**ROWS**
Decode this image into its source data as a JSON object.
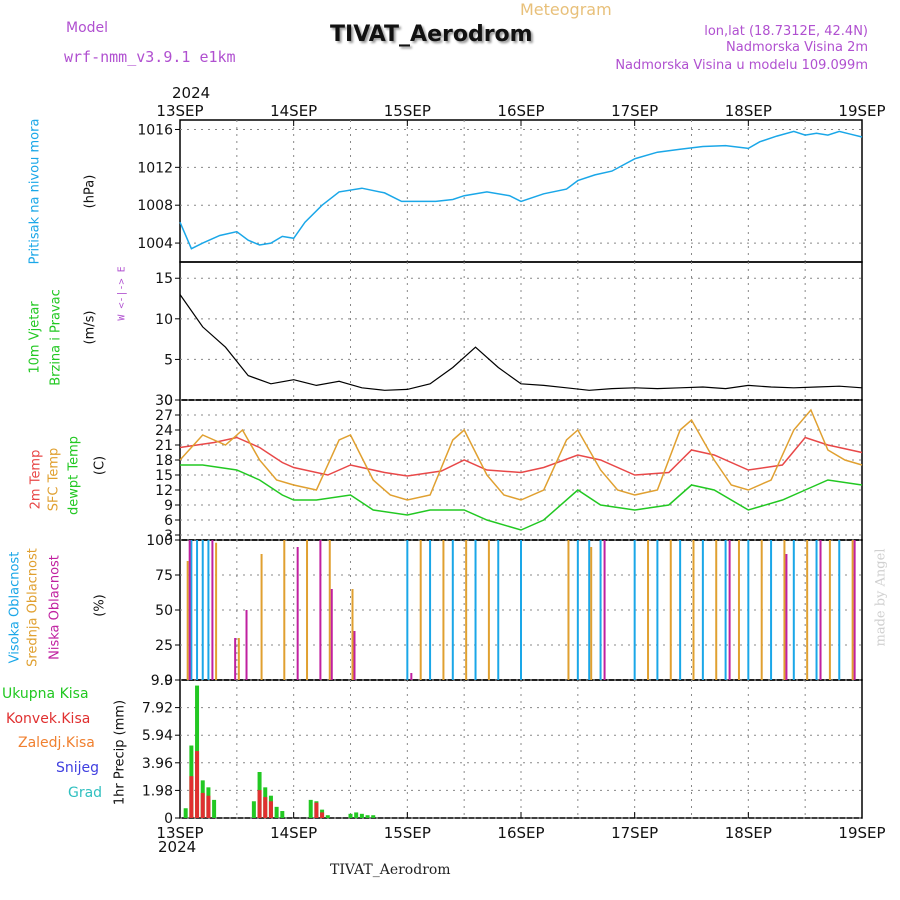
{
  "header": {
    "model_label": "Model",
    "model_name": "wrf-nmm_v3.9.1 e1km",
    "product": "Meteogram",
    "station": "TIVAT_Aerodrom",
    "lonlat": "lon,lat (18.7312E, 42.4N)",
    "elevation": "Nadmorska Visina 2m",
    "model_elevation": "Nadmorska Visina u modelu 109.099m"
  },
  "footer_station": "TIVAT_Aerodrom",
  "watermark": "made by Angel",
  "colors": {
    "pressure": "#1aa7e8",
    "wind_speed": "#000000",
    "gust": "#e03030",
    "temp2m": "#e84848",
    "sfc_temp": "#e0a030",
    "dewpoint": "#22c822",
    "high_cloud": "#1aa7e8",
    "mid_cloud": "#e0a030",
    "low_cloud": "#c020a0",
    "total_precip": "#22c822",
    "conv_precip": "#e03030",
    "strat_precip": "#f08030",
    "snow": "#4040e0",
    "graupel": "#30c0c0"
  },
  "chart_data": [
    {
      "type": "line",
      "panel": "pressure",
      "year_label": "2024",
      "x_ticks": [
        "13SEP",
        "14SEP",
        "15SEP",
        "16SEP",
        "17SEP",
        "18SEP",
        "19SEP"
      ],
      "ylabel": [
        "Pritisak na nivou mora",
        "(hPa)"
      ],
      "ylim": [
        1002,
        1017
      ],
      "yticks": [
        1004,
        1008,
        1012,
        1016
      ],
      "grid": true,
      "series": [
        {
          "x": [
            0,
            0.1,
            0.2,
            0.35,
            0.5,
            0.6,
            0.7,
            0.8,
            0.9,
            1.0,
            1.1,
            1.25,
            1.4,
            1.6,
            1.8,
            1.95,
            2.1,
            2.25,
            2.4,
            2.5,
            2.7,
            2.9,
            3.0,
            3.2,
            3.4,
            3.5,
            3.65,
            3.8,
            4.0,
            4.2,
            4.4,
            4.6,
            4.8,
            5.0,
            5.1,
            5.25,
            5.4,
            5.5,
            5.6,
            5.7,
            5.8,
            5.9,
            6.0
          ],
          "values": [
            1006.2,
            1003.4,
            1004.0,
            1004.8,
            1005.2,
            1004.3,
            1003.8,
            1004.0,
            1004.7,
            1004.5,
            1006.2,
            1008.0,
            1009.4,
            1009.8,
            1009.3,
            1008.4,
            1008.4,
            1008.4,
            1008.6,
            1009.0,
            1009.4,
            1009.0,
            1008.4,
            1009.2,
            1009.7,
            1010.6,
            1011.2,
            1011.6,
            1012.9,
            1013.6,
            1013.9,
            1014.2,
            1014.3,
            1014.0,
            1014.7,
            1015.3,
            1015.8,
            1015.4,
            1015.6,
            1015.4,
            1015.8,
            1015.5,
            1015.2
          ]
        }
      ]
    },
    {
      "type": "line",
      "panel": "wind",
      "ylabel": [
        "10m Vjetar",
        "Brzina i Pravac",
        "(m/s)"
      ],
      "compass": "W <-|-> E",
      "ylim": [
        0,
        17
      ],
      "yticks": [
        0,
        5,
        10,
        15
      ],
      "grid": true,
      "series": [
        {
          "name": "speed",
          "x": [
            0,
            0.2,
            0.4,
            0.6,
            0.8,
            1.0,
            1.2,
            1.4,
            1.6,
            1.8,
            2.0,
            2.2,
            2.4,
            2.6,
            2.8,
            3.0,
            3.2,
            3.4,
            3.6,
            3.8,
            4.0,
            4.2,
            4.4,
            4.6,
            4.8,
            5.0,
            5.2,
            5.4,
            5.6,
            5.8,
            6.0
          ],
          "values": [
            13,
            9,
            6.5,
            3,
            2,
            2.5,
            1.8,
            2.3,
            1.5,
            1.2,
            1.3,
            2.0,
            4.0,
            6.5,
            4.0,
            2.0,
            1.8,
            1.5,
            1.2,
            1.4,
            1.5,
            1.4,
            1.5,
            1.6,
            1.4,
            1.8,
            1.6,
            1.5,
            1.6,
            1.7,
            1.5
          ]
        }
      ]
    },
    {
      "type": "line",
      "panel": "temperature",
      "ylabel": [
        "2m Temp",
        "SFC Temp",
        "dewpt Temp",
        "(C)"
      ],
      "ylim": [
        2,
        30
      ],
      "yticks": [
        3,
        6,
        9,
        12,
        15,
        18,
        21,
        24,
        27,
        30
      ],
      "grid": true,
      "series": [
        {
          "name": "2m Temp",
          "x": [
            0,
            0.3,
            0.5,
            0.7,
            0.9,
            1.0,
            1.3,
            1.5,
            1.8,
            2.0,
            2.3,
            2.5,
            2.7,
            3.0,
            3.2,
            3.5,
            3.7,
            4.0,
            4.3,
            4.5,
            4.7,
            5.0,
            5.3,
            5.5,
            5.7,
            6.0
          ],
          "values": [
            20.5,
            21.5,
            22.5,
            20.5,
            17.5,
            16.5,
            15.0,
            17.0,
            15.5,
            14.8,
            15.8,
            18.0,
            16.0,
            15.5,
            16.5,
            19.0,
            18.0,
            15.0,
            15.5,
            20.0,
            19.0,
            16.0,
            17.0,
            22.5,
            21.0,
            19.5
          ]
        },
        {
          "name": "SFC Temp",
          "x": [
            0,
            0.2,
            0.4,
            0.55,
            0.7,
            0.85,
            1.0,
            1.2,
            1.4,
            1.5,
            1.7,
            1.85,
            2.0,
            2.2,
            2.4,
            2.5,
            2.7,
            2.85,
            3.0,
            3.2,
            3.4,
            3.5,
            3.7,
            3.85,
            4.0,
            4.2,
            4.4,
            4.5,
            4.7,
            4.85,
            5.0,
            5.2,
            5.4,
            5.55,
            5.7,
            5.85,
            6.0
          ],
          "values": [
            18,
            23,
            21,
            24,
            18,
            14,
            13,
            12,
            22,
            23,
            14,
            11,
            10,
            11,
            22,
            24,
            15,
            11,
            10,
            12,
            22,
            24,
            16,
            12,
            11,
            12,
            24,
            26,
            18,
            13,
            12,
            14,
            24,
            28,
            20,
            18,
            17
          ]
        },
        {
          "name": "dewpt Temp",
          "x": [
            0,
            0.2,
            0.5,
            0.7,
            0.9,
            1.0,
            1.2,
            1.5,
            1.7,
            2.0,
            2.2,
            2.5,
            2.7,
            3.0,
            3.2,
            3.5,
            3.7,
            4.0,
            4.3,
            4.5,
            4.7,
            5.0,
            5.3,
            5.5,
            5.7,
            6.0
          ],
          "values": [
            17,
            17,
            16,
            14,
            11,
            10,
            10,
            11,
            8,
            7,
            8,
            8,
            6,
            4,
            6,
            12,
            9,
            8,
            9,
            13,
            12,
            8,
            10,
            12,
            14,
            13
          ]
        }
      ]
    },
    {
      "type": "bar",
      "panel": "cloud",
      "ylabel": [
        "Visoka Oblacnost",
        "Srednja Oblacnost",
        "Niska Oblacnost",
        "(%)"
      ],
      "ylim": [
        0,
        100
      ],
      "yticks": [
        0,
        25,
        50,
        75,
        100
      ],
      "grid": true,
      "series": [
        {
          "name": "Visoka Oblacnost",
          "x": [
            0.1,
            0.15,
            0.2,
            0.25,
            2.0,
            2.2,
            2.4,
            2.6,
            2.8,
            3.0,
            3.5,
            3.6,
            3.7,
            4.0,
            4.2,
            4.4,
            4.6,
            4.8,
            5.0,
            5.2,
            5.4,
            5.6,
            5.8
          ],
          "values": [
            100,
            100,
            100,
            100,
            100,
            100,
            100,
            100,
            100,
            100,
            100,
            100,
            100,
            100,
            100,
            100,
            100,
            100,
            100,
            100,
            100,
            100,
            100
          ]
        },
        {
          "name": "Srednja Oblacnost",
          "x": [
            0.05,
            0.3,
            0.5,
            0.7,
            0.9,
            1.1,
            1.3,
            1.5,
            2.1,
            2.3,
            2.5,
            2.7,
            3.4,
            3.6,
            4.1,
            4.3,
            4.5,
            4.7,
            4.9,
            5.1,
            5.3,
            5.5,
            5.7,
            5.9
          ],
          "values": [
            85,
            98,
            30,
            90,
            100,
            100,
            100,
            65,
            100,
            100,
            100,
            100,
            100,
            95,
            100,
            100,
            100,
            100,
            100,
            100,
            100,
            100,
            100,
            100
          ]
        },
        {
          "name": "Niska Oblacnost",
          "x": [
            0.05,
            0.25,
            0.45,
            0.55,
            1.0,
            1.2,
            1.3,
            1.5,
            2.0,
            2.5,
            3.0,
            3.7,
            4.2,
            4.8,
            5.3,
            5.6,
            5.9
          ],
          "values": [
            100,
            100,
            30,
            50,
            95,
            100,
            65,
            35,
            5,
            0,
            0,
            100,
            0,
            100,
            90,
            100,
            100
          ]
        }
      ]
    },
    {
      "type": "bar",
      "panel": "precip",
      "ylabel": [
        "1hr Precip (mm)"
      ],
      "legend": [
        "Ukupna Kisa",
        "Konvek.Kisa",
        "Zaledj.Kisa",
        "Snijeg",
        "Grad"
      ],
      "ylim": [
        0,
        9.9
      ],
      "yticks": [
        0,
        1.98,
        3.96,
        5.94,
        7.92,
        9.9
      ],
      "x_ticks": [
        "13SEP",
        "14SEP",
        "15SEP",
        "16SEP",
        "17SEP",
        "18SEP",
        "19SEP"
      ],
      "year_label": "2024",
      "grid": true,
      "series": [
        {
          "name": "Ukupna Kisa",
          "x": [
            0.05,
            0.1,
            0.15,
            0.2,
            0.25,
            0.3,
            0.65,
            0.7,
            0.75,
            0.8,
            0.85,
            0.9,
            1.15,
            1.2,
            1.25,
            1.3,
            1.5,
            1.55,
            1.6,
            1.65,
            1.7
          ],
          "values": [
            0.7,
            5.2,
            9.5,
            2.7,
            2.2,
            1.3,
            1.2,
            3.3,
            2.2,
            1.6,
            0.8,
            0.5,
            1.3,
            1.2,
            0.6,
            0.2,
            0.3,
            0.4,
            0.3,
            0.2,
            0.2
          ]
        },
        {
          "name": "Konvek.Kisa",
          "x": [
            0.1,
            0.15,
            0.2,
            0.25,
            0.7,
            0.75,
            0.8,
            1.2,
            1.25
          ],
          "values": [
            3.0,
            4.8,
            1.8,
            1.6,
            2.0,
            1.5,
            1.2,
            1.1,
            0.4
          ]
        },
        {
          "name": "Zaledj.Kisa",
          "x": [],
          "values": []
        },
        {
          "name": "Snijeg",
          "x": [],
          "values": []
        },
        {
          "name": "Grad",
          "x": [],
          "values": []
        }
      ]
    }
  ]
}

==

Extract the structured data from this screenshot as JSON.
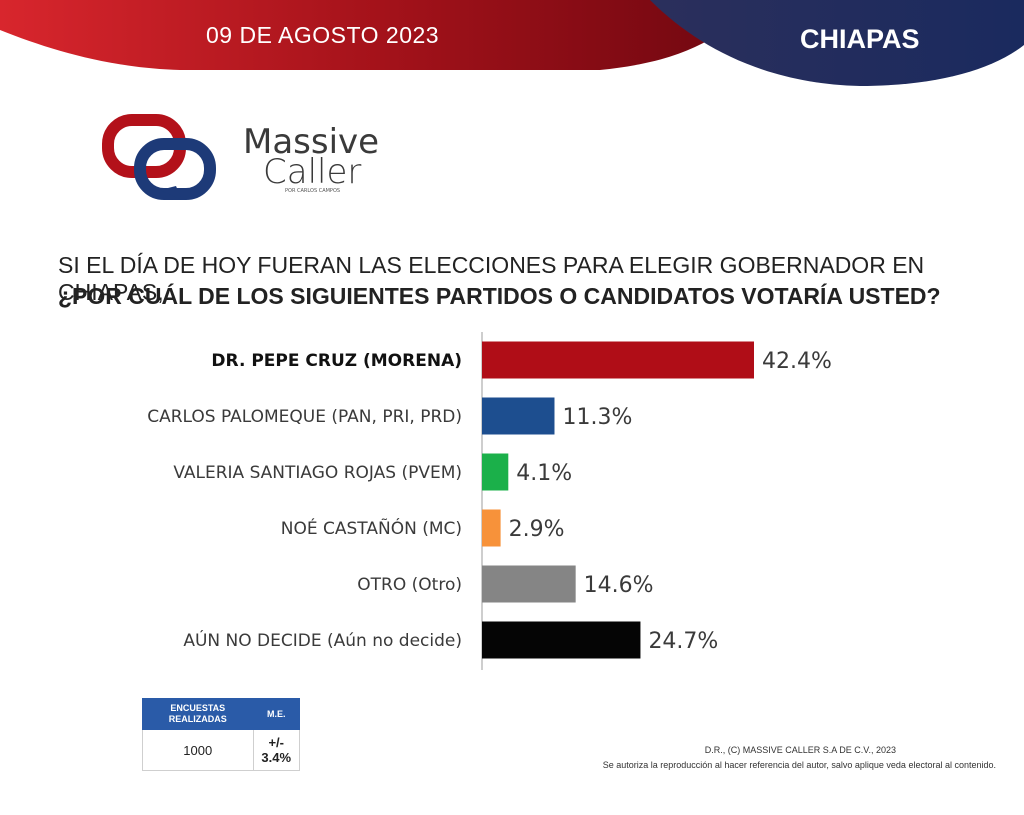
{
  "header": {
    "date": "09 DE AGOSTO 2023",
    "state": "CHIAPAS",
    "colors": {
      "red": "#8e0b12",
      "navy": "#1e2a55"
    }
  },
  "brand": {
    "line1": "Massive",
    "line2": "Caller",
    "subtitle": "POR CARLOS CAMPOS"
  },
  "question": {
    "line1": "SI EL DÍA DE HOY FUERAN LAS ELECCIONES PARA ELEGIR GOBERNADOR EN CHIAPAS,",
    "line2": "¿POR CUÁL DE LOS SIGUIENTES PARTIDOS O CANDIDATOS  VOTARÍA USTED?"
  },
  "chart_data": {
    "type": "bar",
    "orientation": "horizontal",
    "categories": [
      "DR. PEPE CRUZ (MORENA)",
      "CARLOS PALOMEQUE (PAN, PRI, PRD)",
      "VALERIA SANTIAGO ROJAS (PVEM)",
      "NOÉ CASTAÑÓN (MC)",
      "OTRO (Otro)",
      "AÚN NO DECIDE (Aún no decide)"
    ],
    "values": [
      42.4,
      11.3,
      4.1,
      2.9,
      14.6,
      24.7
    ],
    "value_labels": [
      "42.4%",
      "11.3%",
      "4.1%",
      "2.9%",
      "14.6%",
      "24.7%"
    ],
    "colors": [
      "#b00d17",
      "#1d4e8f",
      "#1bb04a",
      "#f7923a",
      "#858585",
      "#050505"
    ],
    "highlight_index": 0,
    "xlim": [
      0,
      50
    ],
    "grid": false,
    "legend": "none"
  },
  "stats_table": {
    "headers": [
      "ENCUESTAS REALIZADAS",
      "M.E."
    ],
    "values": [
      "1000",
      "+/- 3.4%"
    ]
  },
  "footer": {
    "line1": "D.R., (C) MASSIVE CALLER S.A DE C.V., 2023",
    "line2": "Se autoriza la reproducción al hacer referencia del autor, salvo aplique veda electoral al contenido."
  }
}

**EXERCISE INSTRUCTIONS**
Go through the records and show every line with the string "Srednja" in it.

**CORRECT OUTPUT**
        "Srednja Oblacnost",
          "name": "Srednja Oblacnost",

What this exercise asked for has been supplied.